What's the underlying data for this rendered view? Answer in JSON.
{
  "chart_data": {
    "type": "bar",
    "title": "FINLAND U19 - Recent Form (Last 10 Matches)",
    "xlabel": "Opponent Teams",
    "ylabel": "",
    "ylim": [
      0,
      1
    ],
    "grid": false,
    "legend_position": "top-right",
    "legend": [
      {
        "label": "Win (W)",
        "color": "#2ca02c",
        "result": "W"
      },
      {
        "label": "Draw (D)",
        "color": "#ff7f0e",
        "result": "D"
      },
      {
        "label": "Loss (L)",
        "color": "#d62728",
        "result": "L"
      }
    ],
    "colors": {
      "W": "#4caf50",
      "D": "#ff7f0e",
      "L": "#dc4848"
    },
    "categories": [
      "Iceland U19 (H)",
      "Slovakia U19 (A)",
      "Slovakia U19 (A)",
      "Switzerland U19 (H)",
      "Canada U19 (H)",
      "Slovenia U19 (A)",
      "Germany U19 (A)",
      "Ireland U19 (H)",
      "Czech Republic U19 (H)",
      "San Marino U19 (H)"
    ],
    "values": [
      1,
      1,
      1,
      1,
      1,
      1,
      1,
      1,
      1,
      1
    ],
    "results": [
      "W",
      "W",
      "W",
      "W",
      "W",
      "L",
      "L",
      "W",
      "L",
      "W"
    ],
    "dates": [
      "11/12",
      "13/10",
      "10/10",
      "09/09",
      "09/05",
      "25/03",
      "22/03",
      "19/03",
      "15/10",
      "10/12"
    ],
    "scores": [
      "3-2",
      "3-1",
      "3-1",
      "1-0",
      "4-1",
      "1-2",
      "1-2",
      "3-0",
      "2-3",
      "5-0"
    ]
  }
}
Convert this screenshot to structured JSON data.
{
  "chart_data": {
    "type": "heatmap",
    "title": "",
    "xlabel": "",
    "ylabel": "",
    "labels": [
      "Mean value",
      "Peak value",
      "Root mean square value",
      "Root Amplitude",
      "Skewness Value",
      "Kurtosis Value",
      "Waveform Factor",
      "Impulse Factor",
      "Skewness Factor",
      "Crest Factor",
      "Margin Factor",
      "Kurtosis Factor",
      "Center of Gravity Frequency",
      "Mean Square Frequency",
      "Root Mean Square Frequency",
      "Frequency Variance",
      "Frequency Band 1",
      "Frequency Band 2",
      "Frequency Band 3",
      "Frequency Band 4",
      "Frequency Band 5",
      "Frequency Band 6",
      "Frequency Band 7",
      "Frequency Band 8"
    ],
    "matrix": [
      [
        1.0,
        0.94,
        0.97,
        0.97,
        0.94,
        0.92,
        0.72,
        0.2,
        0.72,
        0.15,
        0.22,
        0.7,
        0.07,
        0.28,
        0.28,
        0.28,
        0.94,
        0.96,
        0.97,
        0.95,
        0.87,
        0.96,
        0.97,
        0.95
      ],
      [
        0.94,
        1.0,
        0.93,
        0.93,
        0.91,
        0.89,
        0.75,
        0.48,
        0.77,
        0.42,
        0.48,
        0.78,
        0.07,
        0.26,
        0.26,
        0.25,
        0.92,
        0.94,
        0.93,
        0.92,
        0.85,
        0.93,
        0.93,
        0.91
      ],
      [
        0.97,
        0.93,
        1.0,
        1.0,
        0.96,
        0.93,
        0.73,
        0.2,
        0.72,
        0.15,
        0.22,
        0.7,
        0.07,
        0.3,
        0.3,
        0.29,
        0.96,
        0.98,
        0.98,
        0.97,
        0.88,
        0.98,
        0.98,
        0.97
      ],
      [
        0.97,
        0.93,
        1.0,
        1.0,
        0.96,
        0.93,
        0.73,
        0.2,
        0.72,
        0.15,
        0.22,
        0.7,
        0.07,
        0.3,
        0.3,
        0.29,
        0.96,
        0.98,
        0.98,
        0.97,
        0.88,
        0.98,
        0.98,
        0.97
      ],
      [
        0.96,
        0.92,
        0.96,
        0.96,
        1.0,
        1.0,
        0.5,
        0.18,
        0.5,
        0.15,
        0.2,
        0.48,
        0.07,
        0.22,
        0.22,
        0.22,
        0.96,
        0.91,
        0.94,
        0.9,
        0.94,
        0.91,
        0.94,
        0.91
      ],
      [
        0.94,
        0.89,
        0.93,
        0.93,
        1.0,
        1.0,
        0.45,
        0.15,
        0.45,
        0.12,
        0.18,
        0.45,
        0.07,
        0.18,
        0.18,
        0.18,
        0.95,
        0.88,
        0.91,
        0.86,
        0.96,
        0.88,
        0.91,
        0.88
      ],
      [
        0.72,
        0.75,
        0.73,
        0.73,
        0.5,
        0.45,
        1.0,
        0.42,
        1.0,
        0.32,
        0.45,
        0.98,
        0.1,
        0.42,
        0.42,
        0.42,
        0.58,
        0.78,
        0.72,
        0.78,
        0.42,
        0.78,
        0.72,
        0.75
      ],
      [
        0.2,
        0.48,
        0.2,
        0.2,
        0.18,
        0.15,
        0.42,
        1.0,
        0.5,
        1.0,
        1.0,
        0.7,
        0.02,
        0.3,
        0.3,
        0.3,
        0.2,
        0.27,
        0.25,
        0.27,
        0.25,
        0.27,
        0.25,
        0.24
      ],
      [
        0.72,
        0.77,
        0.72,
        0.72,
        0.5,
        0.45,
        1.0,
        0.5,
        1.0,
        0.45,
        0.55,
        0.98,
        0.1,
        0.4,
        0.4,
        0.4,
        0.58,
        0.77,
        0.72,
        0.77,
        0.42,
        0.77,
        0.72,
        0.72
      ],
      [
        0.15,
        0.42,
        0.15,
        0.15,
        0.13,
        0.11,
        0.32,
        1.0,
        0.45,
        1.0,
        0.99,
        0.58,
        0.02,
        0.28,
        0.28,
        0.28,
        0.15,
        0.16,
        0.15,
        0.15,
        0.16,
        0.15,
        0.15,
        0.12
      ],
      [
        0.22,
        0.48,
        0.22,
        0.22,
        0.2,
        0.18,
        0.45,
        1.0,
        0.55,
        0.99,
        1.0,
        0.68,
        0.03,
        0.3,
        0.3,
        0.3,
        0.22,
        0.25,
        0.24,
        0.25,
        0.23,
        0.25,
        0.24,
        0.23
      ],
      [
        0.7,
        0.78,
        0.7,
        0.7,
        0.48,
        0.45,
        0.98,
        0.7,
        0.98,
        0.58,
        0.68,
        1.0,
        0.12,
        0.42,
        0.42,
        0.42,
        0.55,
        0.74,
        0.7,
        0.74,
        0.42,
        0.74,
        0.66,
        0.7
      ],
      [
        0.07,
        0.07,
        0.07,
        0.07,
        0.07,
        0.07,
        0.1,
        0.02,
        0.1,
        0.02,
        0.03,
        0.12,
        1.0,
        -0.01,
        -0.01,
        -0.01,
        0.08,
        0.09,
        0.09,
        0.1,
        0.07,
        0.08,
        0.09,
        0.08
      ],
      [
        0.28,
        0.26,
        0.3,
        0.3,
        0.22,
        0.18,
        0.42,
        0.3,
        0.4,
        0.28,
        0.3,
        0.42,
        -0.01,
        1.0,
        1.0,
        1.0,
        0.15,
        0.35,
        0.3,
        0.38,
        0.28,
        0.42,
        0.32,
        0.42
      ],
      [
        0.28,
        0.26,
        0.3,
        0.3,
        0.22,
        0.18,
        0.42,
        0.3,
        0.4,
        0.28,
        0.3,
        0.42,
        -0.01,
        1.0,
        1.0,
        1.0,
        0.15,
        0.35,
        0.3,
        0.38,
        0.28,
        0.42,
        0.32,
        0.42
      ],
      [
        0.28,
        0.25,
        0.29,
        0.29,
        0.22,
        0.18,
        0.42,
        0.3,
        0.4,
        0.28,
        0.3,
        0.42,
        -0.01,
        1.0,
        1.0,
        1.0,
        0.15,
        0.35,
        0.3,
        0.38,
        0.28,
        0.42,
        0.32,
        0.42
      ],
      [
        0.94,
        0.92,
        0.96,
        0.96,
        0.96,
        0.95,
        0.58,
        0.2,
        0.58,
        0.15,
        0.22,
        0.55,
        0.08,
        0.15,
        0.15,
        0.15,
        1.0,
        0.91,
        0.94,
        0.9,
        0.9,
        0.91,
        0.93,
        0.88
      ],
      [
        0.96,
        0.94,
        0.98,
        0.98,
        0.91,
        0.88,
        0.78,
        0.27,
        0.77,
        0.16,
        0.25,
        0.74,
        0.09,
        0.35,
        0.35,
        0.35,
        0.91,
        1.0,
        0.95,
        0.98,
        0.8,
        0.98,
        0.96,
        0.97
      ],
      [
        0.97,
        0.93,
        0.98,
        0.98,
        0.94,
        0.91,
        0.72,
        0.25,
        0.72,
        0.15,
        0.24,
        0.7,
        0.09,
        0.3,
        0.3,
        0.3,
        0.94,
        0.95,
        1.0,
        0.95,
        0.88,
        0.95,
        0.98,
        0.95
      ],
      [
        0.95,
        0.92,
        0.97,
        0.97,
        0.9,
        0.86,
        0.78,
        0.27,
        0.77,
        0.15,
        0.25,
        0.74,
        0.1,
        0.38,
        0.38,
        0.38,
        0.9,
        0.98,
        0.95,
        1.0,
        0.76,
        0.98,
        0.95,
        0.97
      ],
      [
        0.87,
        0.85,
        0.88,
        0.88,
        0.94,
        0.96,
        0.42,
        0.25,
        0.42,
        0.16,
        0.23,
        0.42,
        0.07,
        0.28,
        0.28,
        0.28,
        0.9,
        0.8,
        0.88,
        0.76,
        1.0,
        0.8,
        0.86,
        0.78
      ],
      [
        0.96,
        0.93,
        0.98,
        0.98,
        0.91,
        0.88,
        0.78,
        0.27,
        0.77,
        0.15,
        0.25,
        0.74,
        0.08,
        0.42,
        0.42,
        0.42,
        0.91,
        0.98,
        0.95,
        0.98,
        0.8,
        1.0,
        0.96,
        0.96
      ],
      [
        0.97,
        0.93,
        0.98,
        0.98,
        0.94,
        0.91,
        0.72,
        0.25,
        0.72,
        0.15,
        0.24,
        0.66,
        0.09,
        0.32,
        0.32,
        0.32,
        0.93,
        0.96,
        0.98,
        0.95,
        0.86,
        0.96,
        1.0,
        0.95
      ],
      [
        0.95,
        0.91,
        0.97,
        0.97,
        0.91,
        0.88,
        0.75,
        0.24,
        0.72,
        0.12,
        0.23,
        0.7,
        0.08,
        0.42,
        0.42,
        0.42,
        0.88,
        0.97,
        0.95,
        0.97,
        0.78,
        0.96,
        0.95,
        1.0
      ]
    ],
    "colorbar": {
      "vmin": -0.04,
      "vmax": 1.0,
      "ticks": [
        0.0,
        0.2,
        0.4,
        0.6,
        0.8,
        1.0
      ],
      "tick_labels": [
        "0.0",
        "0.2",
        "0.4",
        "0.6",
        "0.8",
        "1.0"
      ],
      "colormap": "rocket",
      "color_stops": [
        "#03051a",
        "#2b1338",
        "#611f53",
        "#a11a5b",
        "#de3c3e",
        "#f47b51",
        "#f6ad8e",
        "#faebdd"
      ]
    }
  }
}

____

# What to produce
Filter the entries down to the lines with the word "this" in them.

# In response
What's the underlying data for this rendered view? Answer in JSON.
Convert this screenshot to structured JSON data.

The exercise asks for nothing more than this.